• Goal
In this exercise, reproduce all the entries that follow exactly.

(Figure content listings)
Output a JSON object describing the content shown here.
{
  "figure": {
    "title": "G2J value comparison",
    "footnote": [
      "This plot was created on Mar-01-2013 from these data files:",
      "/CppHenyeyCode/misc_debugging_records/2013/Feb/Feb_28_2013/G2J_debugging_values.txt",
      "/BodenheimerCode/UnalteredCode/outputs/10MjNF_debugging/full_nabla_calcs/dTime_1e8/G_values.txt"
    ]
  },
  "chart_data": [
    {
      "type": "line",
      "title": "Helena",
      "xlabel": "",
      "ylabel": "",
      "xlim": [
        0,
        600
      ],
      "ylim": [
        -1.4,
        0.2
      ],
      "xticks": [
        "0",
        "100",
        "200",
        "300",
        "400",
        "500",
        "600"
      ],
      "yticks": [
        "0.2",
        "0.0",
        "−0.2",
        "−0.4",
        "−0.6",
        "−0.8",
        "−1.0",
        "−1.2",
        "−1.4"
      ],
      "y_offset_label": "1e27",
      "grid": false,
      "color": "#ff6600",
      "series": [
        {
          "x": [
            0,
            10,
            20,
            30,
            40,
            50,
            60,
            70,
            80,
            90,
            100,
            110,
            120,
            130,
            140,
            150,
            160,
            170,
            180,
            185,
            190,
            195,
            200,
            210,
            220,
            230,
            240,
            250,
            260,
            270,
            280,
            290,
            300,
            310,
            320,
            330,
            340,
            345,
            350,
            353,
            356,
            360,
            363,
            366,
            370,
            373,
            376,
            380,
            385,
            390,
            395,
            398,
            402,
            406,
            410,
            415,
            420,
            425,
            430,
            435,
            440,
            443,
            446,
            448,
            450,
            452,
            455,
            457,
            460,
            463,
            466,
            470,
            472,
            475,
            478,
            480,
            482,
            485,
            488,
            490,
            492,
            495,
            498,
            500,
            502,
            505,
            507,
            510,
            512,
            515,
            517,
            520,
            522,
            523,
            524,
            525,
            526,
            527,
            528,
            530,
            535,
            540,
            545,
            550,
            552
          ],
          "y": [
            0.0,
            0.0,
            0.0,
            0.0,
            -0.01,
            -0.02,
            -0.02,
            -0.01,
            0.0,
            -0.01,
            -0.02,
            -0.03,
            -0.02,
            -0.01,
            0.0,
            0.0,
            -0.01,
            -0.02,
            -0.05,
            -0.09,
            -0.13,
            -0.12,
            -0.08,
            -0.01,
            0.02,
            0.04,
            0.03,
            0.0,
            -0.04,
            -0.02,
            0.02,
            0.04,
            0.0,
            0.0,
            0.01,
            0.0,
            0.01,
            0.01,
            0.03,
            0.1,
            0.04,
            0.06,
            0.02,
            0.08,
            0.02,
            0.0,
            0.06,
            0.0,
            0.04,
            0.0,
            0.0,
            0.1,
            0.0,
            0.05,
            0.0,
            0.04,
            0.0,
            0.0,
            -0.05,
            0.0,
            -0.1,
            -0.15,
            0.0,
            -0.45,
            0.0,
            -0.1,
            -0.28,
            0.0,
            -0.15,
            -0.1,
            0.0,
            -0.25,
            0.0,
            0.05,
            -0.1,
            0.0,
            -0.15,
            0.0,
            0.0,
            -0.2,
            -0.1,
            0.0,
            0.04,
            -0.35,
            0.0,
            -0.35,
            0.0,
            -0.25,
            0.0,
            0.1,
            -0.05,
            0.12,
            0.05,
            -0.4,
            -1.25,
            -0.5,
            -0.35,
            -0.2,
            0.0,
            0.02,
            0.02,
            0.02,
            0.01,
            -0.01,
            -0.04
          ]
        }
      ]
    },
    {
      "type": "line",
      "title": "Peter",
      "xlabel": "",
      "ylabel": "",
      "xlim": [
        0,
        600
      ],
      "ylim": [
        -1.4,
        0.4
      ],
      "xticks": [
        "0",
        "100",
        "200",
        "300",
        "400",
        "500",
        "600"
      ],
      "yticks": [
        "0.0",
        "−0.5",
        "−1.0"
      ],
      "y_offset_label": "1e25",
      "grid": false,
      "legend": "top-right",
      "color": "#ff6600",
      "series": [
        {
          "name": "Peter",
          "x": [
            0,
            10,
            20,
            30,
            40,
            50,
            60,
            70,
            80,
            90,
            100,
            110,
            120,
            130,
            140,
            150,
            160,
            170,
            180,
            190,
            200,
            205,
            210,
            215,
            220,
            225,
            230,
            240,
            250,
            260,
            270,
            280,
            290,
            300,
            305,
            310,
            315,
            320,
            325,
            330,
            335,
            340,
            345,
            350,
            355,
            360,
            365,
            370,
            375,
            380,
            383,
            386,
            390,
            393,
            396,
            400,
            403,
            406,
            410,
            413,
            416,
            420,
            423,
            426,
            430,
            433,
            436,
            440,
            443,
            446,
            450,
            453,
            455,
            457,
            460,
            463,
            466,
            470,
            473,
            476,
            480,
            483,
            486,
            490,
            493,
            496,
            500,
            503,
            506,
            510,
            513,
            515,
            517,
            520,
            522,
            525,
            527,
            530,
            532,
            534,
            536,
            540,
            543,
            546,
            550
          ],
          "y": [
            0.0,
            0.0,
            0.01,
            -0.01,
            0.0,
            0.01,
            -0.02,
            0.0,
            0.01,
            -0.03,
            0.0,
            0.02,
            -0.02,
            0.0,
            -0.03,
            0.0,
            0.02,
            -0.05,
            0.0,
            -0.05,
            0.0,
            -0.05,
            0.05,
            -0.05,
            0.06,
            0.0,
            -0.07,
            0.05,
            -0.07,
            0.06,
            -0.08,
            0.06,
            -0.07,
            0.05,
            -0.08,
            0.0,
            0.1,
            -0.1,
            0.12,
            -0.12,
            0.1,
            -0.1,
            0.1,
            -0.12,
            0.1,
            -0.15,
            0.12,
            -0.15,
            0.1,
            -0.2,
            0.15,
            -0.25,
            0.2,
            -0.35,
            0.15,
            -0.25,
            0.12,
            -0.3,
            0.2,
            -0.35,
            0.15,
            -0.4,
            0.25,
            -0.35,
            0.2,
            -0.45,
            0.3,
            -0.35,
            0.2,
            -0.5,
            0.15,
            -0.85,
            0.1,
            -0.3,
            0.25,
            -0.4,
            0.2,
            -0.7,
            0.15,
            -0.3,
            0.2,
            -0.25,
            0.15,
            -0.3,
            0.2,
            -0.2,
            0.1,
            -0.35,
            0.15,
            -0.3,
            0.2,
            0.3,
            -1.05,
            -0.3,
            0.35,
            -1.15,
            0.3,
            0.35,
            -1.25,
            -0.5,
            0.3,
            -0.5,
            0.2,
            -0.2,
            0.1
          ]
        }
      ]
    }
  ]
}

• Exercise output
Output a JSON object describing the content shown here.
{
  "figure": {
    "title": "G2J value comparison",
    "footnote": [
      "This plot was created on Mar-01-2013 from these data files:",
      "/CppHenyeyCode/misc_debugging_records/2013/Feb/Feb_28_2013/G2J_debugging_values.txt",
      "/BodenheimerCode/UnalteredCode/outputs/10MjNF_debugging/full_nabla_calcs/dTime_1e8/G_values.txt"
    ]
  },
  "chart_data": [
    {
      "type": "line",
      "title": "Helena",
      "xlabel": "",
      "ylabel": "",
      "xlim": [
        0,
        600
      ],
      "ylim": [
        -1.4,
        0.2
      ],
      "xticks": [
        "0",
        "100",
        "200",
        "300",
        "400",
        "500",
        "600"
      ],
      "yticks": [
        "0.2",
        "0.0",
        "−0.2",
        "−0.4",
        "−0.6",
        "−0.8",
        "−1.0",
        "−1.2",
        "−1.4"
      ],
      "y_offset_label": "1e27",
      "grid": false,
      "color": "#ff6600",
      "series": [
        {
          "x": [
            0,
            10,
            20,
            30,
            40,
            50,
            60,
            70,
            80,
            90,
            100,
            110,
            120,
            130,
            140,
            150,
            160,
            170,
            180,
            185,
            190,
            195,
            200,
            210,
            220,
            230,
            240,
            250,
            260,
            270,
            280,
            290,
            300,
            310,
            320,
            330,
            340,
            345,
            350,
            353,
            356,
            360,
            363,
            366,
            370,
            373,
            376,
            380,
            385,
            390,
            395,
            398,
            402,
            406,
            410,
            415,
            420,
            425,
            430,
            435,
            440,
            443,
            446,
            448,
            450,
            452,
            455,
            457,
            460,
            463,
            466,
            470,
            472,
            475,
            478,
            480,
            482,
            485,
            488,
            490,
            492,
            495,
            498,
            500,
            502,
            505,
            507,
            510,
            512,
            515,
            517,
            520,
            522,
            523,
            524,
            525,
            526,
            527,
            528,
            530,
            535,
            540,
            545,
            550,
            552
          ],
          "y": [
            0.0,
            0.0,
            0.0,
            0.0,
            -0.01,
            -0.02,
            -0.02,
            -0.01,
            0.0,
            -0.01,
            -0.02,
            -0.03,
            -0.02,
            -0.01,
            0.0,
            0.0,
            -0.01,
            -0.02,
            -0.05,
            -0.09,
            -0.13,
            -0.12,
            -0.08,
            -0.01,
            0.02,
            0.04,
            0.03,
            0.0,
            -0.04,
            -0.02,
            0.02,
            0.04,
            0.0,
            0.0,
            0.01,
            0.0,
            0.01,
            0.01,
            0.03,
            0.1,
            0.04,
            0.06,
            0.02,
            0.08,
            0.02,
            0.0,
            0.06,
            0.0,
            0.04,
            0.0,
            0.0,
            0.1,
            0.0,
            0.05,
            0.0,
            0.04,
            0.0,
            0.0,
            -0.05,
            0.0,
            -0.1,
            -0.15,
            0.0,
            -0.45,
            0.0,
            -0.1,
            -0.28,
            0.0,
            -0.15,
            -0.1,
            0.0,
            -0.25,
            0.0,
            0.05,
            -0.1,
            0.0,
            -0.15,
            0.0,
            0.0,
            -0.2,
            -0.1,
            0.0,
            0.04,
            -0.35,
            0.0,
            -0.35,
            0.0,
            -0.25,
            0.0,
            0.1,
            -0.05,
            0.12,
            0.05,
            -0.4,
            -1.25,
            -0.5,
            -0.35,
            -0.2,
            0.0,
            0.02,
            0.02,
            0.02,
            0.01,
            -0.01,
            -0.04
          ]
        }
      ]
    },
    {
      "type": "line",
      "title": "Peter",
      "xlabel": "",
      "ylabel": "",
      "xlim": [
        0,
        600
      ],
      "ylim": [
        -1.4,
        0.4
      ],
      "xticks": [
        "0",
        "100",
        "200",
        "300",
        "400",
        "500",
        "600"
      ],
      "yticks": [
        "0.0",
        "−0.5",
        "−1.0"
      ],
      "y_offset_label": "1e25",
      "grid": false,
      "legend": "top-right",
      "color": "#ff6600",
      "series": [
        {
          "name": "Peter",
          "x": [
            0,
            10,
            20,
            30,
            40,
            50,
            60,
            70,
            80,
            90,
            100,
            110,
            120,
            130,
            140,
            150,
            160,
            170,
            180,
            190,
            200,
            205,
            210,
            215,
            220,
            225,
            230,
            240,
            250,
            260,
            270,
            280,
            290,
            300,
            305,
            310,
            315,
            320,
            325,
            330,
            335,
            340,
            345,
            350,
            355,
            360,
            365,
            370,
            375,
            380,
            383,
            386,
            390,
            393,
            396,
            400,
            403,
            406,
            410,
            413,
            416,
            420,
            423,
            426,
            430,
            433,
            436,
            440,
            443,
            446,
            450,
            453,
            455,
            457,
            460,
            463,
            466,
            470,
            473,
            476,
            480,
            483,
            486,
            490,
            493,
            496,
            500,
            503,
            506,
            510,
            513,
            515,
            517,
            520,
            522,
            525,
            527,
            530,
            532,
            534,
            536,
            540,
            543,
            546,
            550
          ],
          "y": [
            0.0,
            0.0,
            0.01,
            -0.01,
            0.0,
            0.01,
            -0.02,
            0.0,
            0.01,
            -0.03,
            0.0,
            0.02,
            -0.02,
            0.0,
            -0.03,
            0.0,
            0.02,
            -0.05,
            0.0,
            -0.05,
            0.0,
            -0.05,
            0.05,
            -0.05,
            0.06,
            0.0,
            -0.07,
            0.05,
            -0.07,
            0.06,
            -0.08,
            0.06,
            -0.07,
            0.05,
            -0.08,
            0.0,
            0.1,
            -0.1,
            0.12,
            -0.12,
            0.1,
            -0.1,
            0.1,
            -0.12,
            0.1,
            -0.15,
            0.12,
            -0.15,
            0.1,
            -0.2,
            0.15,
            -0.25,
            0.2,
            -0.35,
            0.15,
            -0.25,
            0.12,
            -0.3,
            0.2,
            -0.35,
            0.15,
            -0.4,
            0.25,
            -0.35,
            0.2,
            -0.45,
            0.3,
            -0.35,
            0.2,
            -0.5,
            0.15,
            -0.85,
            0.1,
            -0.3,
            0.25,
            -0.4,
            0.2,
            -0.7,
            0.15,
            -0.3,
            0.2,
            -0.25,
            0.15,
            -0.3,
            0.2,
            -0.2,
            0.1,
            -0.35,
            0.15,
            -0.3,
            0.2,
            0.3,
            -1.05,
            -0.3,
            0.35,
            -1.15,
            0.3,
            0.35,
            -1.25,
            -0.5,
            0.3,
            -0.5,
            0.2,
            -0.2,
            0.1
          ]
        }
      ]
    }
  ]
}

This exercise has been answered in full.